- OBJECTIVE: Retype the records that come next, word for word.

- RECORDS SHOWN:
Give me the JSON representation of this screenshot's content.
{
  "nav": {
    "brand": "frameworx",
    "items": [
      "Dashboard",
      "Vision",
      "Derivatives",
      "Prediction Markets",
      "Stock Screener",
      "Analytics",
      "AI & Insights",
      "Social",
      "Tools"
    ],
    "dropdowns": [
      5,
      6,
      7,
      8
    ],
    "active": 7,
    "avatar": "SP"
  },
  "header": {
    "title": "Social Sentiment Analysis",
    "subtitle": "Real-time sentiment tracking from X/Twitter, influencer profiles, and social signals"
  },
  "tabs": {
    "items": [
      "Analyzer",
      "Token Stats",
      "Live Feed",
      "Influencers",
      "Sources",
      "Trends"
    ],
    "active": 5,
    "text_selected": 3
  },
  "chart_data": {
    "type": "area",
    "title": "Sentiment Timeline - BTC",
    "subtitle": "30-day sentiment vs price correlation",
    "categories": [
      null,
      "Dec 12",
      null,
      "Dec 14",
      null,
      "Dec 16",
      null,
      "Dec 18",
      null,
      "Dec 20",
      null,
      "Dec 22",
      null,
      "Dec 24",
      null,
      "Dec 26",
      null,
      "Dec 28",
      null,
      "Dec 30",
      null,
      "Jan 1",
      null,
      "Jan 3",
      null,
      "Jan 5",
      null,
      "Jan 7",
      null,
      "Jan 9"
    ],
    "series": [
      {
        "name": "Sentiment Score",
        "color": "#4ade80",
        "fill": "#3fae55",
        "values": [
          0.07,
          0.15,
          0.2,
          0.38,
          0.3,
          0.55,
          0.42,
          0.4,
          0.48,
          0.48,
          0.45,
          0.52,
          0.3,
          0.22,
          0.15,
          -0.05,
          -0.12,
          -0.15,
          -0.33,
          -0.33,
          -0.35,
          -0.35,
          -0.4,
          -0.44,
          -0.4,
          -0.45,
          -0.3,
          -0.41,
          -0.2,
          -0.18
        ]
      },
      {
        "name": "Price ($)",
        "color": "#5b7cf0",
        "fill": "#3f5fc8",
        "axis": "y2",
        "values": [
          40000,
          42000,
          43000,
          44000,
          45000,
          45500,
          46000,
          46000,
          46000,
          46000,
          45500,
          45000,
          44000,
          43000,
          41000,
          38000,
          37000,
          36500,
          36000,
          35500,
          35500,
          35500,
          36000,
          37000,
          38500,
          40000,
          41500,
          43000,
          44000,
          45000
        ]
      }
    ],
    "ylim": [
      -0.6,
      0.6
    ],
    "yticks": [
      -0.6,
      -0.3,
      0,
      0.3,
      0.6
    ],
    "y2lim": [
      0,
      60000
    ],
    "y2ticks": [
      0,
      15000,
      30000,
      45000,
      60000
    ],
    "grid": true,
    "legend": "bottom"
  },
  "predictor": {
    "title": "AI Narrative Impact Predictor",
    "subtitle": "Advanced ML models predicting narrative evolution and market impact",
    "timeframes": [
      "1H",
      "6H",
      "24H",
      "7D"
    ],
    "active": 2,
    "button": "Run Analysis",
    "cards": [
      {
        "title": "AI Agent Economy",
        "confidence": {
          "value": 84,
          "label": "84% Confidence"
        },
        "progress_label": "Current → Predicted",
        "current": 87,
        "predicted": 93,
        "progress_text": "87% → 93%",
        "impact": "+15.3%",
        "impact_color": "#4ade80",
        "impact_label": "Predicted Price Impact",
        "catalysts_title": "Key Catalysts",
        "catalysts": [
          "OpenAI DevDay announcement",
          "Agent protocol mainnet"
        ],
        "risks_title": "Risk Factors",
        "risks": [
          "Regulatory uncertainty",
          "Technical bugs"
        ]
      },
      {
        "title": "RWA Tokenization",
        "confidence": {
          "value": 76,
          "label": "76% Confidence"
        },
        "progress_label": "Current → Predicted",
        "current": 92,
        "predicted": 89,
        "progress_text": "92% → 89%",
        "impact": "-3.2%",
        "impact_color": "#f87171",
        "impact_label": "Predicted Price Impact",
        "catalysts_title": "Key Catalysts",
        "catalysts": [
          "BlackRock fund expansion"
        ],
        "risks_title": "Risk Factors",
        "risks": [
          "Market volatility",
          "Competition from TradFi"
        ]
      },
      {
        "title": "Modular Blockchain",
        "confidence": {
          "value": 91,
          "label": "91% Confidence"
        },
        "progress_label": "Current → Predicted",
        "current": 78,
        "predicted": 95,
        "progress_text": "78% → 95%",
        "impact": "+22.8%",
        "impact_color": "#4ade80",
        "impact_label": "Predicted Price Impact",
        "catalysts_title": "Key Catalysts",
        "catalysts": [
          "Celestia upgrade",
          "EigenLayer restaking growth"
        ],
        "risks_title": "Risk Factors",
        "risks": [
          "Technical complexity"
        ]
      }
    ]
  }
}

- RESPONSE TO THE EXERCISE:
Give me the JSON representation of this screenshot's content.
{
  "nav": {
    "brand": "frameworx",
    "items": [
      "Dashboard",
      "Vision",
      "Derivatives",
      "Prediction Markets",
      "Stock Screener",
      "Analytics",
      "AI & Insights",
      "Social",
      "Tools"
    ],
    "dropdowns": [
      5,
      6,
      7,
      8
    ],
    "active": 7,
    "avatar": "SP"
  },
  "header": {
    "title": "Social Sentiment Analysis",
    "subtitle": "Real-time sentiment tracking from X/Twitter, influencer profiles, and social signals"
  },
  "tabs": {
    "items": [
      "Analyzer",
      "Token Stats",
      "Live Feed",
      "Influencers",
      "Sources",
      "Trends"
    ],
    "active": 5,
    "text_selected": 3
  },
  "chart_data": {
    "type": "area",
    "title": "Sentiment Timeline - BTC",
    "subtitle": "30-day sentiment vs price correlation",
    "categories": [
      null,
      "Dec 12",
      null,
      "Dec 14",
      null,
      "Dec 16",
      null,
      "Dec 18",
      null,
      "Dec 20",
      null,
      "Dec 22",
      null,
      "Dec 24",
      null,
      "Dec 26",
      null,
      "Dec 28",
      null,
      "Dec 30",
      null,
      "Jan 1",
      null,
      "Jan 3",
      null,
      "Jan 5",
      null,
      "Jan 7",
      null,
      "Jan 9"
    ],
    "series": [
      {
        "name": "Sentiment Score",
        "color": "#4ade80",
        "fill": "#3fae55",
        "values": [
          0.07,
          0.15,
          0.2,
          0.38,
          0.3,
          0.55,
          0.42,
          0.4,
          0.48,
          0.48,
          0.45,
          0.52,
          0.3,
          0.22,
          0.15,
          -0.05,
          -0.12,
          -0.15,
          -0.33,
          -0.33,
          -0.35,
          -0.35,
          -0.4,
          -0.44,
          -0.4,
          -0.45,
          -0.3,
          -0.41,
          -0.2,
          -0.18
        ]
      },
      {
        "name": "Price ($)",
        "color": "#5b7cf0",
        "fill": "#3f5fc8",
        "axis": "y2",
        "values": [
          40000,
          42000,
          43000,
          44000,
          45000,
          45500,
          46000,
          46000,
          46000,
          46000,
          45500,
          45000,
          44000,
          43000,
          41000,
          38000,
          37000,
          36500,
          36000,
          35500,
          35500,
          35500,
          36000,
          37000,
          38500,
          40000,
          41500,
          43000,
          44000,
          45000
        ]
      }
    ],
    "ylim": [
      -0.6,
      0.6
    ],
    "yticks": [
      -0.6,
      -0.3,
      0,
      0.3,
      0.6
    ],
    "y2lim": [
      0,
      60000
    ],
    "y2ticks": [
      0,
      15000,
      30000,
      45000,
      60000
    ],
    "grid": true,
    "legend": "bottom"
  },
  "predictor": {
    "title": "AI Narrative Impact Predictor",
    "subtitle": "Advanced ML models predicting narrative evolution and market impact",
    "timeframes": [
      "1H",
      "6H",
      "24H",
      "7D"
    ],
    "active": 2,
    "button": "Run Analysis",
    "cards": [
      {
        "title": "AI Agent Economy",
        "confidence": {
          "value": 84,
          "label": "84% Confidence"
        },
        "progress_label": "Current → Predicted",
        "current": 87,
        "predicted": 93,
        "progress_text": "87% → 93%",
        "impact": "+15.3%",
        "impact_color": "#4ade80",
        "impact_label": "Predicted Price Impact",
        "catalysts_title": "Key Catalysts",
        "catalysts": [
          "OpenAI DevDay announcement",
          "Agent protocol mainnet"
        ],
        "risks_title": "Risk Factors",
        "risks": [
          "Regulatory uncertainty",
          "Technical bugs"
        ]
      },
      {
        "title": "RWA Tokenization",
        "confidence": {
          "value": 76,
          "label": "76% Confidence"
        },
        "progress_label": "Current → Predicted",
        "current": 92,
        "predicted": 89,
        "progress_text": "92% → 89%",
        "impact": "-3.2%",
        "impact_color": "#f87171",
        "impact_label": "Predicted Price Impact",
        "catalysts_title": "Key Catalysts",
        "catalysts": [
          "BlackRock fund expansion"
        ],
        "risks_title": "Risk Factors",
        "risks": [
          "Market volatility",
          "Competition from TradFi"
        ]
      },
      {
        "title": "Modular Blockchain",
        "confidence": {
          "value": 91,
          "label": "91% Confidence"
        },
        "progress_label": "Current → Predicted",
        "current": 78,
        "predicted": 95,
        "progress_text": "78% → 95%",
        "impact": "+22.8%",
        "impact_color": "#4ade80",
        "impact_label": "Predicted Price Impact",
        "catalysts_title": "Key Catalysts",
        "catalysts": [
          "Celestia upgrade",
          "EigenLayer restaking growth"
        ],
        "risks_title": "Risk Factors",
        "risks": [
          "Technical complexity"
        ]
      }
    ]
  }
}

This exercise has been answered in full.